Report each line of the records that contains the string "Doanh", copying the whole line. Matching is case-sensitive.

## Start SUPPLIED INFORMATION

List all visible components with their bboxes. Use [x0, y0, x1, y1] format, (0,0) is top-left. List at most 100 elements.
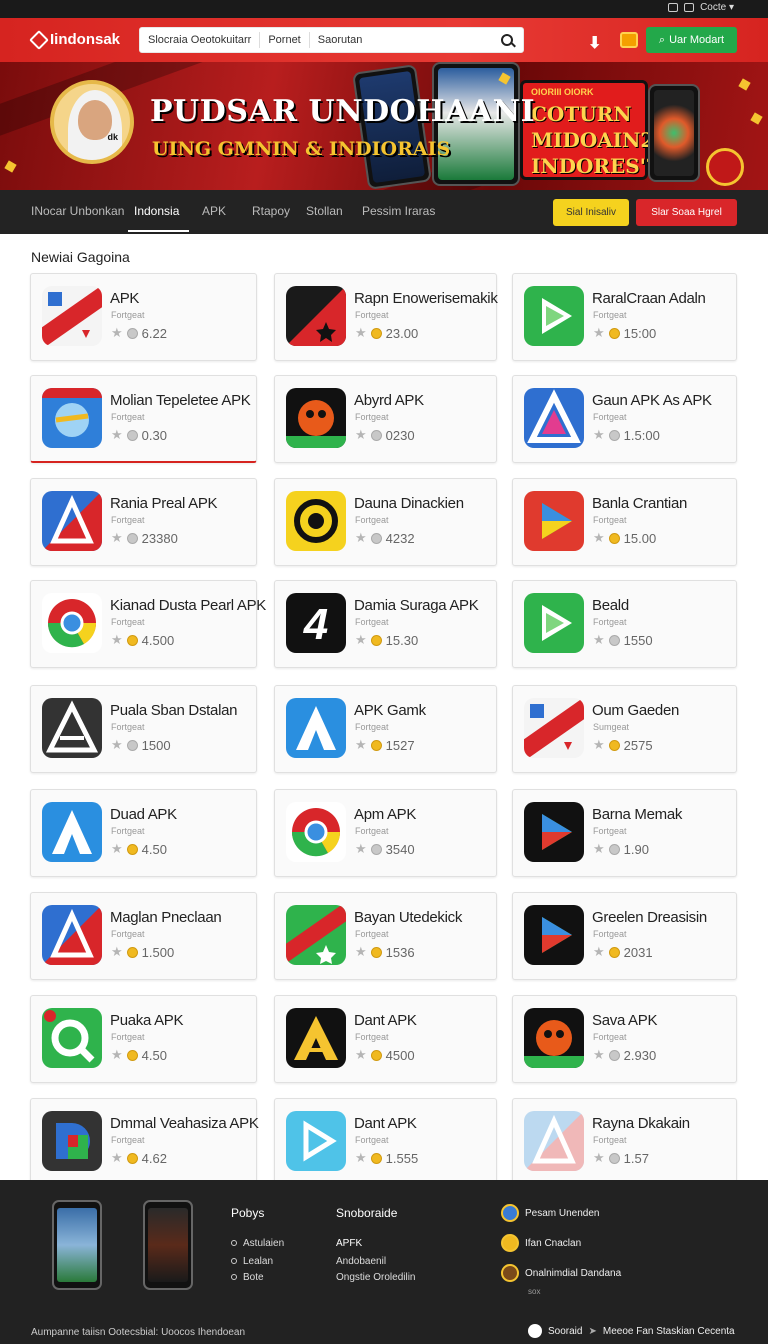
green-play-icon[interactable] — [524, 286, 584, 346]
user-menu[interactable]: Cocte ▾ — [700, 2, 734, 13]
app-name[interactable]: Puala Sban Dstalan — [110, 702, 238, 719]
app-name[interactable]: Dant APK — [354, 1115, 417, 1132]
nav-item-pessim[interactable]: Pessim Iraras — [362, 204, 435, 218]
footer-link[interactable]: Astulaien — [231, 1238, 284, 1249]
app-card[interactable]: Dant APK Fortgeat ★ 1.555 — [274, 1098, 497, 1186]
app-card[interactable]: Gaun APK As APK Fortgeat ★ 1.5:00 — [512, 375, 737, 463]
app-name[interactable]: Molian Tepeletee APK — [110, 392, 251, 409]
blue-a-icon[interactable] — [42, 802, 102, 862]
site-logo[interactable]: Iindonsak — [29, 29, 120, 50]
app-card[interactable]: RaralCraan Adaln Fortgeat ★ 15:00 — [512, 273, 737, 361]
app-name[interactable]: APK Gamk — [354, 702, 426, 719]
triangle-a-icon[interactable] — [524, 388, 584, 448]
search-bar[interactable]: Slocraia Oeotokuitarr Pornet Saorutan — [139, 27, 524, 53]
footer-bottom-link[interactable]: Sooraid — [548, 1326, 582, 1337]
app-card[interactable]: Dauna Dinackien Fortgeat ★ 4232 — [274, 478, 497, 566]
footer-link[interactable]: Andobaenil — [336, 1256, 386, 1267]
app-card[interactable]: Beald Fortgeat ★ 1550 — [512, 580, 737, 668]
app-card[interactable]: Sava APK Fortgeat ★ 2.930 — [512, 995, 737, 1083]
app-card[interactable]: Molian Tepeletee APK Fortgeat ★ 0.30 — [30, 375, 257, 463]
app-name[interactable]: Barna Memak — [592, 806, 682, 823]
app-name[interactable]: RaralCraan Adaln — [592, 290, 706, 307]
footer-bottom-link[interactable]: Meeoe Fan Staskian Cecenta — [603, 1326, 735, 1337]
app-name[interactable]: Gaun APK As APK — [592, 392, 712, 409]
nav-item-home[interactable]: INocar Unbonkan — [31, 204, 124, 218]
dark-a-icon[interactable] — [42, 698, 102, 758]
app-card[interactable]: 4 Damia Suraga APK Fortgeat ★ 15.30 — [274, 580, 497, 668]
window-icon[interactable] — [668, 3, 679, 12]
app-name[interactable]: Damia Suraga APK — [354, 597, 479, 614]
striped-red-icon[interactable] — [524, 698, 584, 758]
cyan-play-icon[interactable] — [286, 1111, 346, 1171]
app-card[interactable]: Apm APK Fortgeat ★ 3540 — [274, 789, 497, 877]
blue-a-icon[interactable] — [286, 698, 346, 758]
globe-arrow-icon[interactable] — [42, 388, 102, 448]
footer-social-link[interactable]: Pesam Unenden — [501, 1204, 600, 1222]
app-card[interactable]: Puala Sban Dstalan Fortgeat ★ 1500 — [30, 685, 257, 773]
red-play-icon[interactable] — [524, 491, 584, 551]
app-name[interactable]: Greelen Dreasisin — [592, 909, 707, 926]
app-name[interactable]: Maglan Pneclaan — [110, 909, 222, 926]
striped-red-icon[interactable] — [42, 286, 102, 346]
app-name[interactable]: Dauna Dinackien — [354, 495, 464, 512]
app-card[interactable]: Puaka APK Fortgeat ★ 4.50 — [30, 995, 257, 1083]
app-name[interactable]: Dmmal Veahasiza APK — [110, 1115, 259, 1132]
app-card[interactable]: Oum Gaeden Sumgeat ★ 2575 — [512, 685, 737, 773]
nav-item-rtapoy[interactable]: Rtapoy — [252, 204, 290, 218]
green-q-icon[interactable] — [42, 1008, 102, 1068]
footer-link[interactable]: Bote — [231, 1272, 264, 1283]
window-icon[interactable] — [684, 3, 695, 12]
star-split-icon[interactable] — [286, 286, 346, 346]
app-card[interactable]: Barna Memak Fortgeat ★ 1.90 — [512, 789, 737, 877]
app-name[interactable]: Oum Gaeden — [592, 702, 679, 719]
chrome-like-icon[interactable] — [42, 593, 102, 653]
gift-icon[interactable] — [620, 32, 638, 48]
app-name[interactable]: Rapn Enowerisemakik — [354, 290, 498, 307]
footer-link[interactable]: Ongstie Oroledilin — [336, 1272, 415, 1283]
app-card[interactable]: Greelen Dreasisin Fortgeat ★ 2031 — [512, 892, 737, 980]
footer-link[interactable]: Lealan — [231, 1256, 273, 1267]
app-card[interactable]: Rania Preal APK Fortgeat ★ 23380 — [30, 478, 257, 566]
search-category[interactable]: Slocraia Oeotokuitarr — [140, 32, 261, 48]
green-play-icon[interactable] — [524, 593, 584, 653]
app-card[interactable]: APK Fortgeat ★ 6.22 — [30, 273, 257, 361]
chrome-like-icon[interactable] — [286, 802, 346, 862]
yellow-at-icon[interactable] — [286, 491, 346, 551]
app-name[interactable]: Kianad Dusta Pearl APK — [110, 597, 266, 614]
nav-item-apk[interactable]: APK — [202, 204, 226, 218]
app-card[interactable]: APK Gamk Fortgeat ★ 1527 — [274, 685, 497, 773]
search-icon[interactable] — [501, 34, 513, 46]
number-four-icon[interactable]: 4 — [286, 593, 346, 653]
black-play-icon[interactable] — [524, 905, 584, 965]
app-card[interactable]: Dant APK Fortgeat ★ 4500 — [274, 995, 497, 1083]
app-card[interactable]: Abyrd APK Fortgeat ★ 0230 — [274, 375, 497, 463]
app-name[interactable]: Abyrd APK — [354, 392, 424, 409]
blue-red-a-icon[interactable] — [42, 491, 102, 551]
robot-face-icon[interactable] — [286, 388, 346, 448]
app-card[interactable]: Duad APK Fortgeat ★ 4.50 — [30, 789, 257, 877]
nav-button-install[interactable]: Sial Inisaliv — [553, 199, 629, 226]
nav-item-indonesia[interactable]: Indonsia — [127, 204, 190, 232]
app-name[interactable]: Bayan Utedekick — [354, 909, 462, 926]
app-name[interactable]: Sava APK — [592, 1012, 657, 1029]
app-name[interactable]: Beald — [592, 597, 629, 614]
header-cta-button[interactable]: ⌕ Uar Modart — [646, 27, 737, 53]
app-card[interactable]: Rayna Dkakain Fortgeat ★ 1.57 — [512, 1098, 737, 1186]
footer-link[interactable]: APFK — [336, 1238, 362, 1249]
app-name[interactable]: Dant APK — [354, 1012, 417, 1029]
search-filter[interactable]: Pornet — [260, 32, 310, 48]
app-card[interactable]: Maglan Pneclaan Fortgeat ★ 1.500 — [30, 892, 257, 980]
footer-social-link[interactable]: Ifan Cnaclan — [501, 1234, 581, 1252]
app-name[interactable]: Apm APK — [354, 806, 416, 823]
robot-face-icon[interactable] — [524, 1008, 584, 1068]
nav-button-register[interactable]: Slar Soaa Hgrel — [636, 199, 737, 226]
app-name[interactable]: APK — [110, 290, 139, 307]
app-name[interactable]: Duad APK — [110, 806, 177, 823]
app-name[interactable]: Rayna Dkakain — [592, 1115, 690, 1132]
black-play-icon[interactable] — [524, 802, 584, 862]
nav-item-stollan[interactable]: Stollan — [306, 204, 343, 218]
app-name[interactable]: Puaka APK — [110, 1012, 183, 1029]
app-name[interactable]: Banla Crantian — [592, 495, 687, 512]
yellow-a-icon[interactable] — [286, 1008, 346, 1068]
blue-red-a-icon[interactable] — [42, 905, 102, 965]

## End SUPPLIED INFORMATION
## Start SUPPLIED INFORMATION

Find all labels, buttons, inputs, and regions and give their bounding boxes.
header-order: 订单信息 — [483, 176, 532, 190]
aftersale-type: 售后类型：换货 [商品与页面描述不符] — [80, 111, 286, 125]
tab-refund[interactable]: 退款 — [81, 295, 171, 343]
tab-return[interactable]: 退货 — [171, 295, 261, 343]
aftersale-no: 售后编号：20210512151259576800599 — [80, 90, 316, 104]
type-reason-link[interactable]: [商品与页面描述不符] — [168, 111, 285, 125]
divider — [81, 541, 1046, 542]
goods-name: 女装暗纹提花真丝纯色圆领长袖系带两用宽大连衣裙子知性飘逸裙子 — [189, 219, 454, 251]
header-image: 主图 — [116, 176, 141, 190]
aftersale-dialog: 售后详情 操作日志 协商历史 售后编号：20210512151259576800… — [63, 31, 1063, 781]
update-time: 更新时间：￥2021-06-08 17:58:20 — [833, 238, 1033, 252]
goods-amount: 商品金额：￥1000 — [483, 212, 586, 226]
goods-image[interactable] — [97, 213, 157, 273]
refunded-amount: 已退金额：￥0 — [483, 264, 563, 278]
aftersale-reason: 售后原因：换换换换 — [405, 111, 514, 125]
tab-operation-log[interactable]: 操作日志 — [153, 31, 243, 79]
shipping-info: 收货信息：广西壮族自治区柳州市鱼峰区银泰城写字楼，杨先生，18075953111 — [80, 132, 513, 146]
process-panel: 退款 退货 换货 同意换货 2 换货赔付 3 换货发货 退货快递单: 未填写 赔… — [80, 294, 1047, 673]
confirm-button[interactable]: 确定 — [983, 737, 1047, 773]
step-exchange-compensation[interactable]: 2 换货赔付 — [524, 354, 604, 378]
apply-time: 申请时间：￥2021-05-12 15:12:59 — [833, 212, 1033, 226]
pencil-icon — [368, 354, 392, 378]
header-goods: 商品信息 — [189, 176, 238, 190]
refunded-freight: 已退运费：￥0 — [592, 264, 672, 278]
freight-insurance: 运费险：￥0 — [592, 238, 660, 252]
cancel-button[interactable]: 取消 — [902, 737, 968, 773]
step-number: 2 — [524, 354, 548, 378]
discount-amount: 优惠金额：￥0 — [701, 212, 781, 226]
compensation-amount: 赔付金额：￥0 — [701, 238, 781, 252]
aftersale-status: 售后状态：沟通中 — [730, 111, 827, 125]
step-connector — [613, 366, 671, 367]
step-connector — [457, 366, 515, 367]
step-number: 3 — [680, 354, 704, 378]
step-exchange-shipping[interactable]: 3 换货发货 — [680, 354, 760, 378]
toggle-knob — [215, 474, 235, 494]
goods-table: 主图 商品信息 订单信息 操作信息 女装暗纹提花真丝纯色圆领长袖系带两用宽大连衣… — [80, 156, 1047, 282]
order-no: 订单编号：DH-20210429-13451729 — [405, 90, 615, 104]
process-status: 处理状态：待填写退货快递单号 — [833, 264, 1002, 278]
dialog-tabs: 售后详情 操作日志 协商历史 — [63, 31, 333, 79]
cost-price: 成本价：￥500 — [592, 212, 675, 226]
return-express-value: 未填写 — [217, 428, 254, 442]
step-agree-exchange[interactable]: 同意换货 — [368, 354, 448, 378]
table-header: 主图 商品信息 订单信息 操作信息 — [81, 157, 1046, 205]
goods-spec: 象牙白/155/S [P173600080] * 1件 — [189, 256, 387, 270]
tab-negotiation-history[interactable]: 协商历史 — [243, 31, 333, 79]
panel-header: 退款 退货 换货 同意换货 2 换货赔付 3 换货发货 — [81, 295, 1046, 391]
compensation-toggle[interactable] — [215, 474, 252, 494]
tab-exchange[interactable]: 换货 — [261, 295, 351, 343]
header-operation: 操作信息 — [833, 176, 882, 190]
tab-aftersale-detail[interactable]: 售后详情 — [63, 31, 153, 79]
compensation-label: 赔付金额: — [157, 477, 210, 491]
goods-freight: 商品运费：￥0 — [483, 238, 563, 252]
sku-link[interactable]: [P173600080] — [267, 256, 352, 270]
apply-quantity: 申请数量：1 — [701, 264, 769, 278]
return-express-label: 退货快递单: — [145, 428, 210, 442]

## End SUPPLIED INFORMATION
## Start SUPPLIED INFORMATION

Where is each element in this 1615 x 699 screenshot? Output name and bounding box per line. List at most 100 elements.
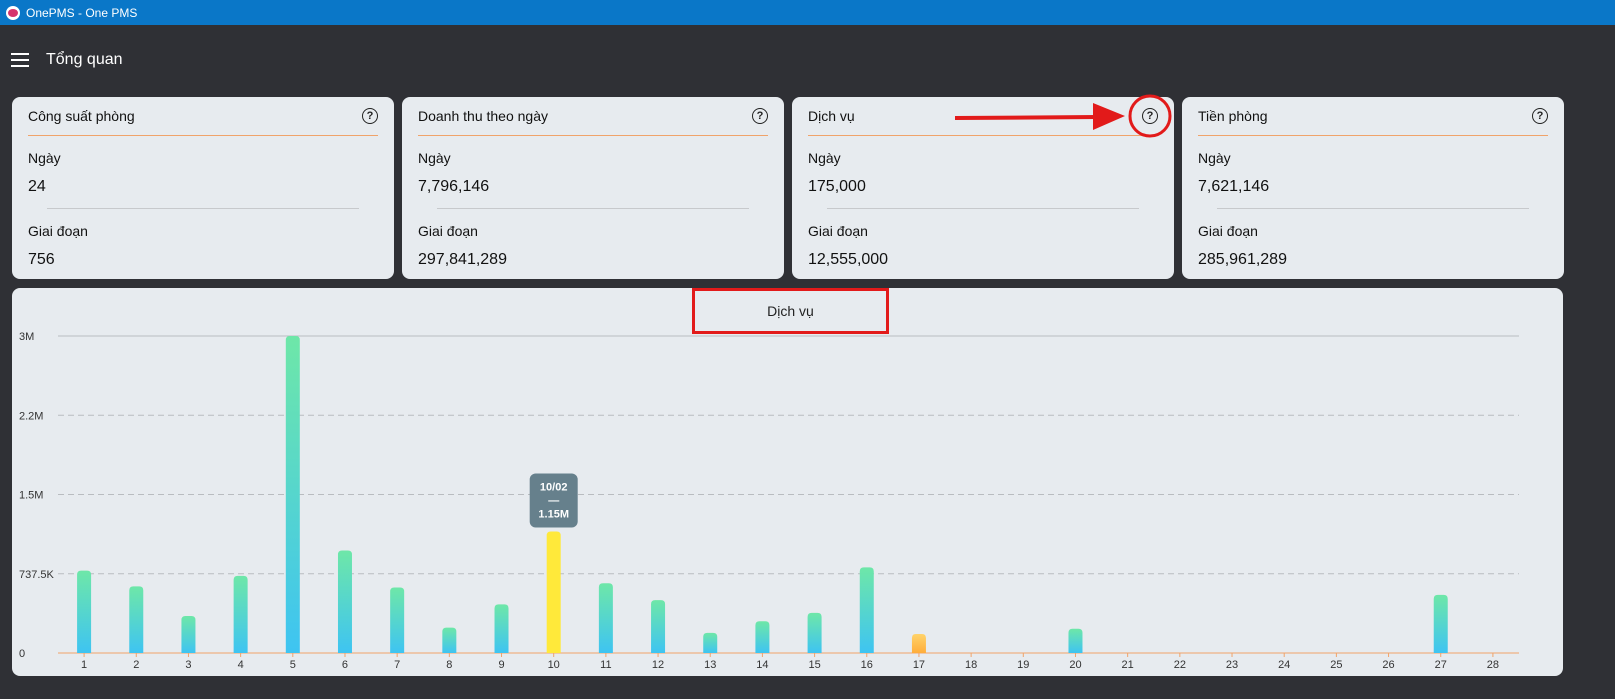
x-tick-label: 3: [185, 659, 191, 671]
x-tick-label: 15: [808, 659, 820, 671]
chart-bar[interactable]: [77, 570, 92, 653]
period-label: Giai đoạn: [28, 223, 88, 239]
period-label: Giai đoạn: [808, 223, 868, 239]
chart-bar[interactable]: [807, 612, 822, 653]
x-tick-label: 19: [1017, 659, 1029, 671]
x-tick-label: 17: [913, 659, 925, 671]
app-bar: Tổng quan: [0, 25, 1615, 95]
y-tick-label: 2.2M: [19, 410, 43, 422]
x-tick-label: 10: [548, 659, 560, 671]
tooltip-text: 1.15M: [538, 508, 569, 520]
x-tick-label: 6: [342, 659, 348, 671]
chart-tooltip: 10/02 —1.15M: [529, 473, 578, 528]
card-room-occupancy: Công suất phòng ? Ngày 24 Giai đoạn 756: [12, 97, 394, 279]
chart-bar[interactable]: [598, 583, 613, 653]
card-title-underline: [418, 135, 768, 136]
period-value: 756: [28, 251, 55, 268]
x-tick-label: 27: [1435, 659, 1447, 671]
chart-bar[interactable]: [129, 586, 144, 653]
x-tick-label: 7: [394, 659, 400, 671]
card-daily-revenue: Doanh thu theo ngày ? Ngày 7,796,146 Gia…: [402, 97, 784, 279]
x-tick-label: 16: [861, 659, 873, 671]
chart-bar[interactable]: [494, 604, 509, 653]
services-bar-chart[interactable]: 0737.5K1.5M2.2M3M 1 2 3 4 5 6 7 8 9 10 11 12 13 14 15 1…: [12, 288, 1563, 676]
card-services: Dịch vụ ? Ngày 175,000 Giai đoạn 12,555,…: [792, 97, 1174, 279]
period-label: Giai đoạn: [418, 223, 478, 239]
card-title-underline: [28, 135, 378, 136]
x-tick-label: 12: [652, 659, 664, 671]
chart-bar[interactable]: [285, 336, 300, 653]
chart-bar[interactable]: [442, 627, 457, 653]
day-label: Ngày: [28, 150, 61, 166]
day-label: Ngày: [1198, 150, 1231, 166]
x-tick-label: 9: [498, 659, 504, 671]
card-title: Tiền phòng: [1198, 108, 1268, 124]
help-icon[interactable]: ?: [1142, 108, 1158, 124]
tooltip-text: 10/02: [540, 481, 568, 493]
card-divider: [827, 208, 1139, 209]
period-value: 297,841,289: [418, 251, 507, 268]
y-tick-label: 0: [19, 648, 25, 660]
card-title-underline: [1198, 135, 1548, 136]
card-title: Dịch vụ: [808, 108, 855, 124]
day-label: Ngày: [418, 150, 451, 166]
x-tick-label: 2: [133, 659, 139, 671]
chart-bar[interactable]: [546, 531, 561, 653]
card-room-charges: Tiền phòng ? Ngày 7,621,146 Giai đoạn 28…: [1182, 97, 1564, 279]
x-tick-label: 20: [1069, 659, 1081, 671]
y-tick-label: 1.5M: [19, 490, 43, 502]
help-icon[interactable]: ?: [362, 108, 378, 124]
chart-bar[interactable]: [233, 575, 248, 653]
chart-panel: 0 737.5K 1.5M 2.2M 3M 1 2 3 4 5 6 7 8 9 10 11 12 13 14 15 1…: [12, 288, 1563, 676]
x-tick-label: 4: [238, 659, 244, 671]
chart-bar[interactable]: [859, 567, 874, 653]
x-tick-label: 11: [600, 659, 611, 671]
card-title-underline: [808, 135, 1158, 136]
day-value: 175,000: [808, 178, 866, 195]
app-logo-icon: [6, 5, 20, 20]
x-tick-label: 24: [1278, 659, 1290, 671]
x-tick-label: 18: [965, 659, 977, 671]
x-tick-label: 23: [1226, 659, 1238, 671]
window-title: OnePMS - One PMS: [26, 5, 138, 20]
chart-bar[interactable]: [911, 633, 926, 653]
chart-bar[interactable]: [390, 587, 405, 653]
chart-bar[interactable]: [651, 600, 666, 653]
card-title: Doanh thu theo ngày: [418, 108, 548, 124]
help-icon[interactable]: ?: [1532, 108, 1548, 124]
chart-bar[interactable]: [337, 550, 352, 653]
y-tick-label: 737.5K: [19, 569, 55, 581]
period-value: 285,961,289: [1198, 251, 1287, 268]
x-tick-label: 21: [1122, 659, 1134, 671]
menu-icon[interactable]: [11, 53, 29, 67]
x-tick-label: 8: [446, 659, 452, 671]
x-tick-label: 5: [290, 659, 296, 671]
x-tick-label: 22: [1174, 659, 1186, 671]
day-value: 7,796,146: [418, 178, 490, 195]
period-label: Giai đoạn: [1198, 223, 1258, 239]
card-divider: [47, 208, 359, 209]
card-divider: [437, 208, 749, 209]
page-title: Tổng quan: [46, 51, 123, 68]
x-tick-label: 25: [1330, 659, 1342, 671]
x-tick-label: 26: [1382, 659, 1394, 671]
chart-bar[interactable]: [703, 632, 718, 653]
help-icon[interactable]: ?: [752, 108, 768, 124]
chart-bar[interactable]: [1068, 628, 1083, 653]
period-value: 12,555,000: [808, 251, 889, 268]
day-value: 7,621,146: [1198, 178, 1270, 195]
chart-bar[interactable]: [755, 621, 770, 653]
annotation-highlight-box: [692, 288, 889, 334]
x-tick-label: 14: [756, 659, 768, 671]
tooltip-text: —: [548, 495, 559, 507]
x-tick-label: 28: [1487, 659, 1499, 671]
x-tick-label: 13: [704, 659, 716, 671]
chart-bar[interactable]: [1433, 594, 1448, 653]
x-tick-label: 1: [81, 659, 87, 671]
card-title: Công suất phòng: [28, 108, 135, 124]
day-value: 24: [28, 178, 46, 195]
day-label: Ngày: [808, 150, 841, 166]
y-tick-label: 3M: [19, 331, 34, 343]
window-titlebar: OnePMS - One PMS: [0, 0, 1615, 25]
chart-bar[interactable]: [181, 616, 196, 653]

## End SUPPLIED INFORMATION

> **RESULT FOR THIS TASK**
card-daily-revenue: Doanh thu theo ngày ? Ngày 7,796,146 Gia…: [402, 97, 784, 279]
card-title: Doanh thu theo ngày: [418, 108, 548, 124]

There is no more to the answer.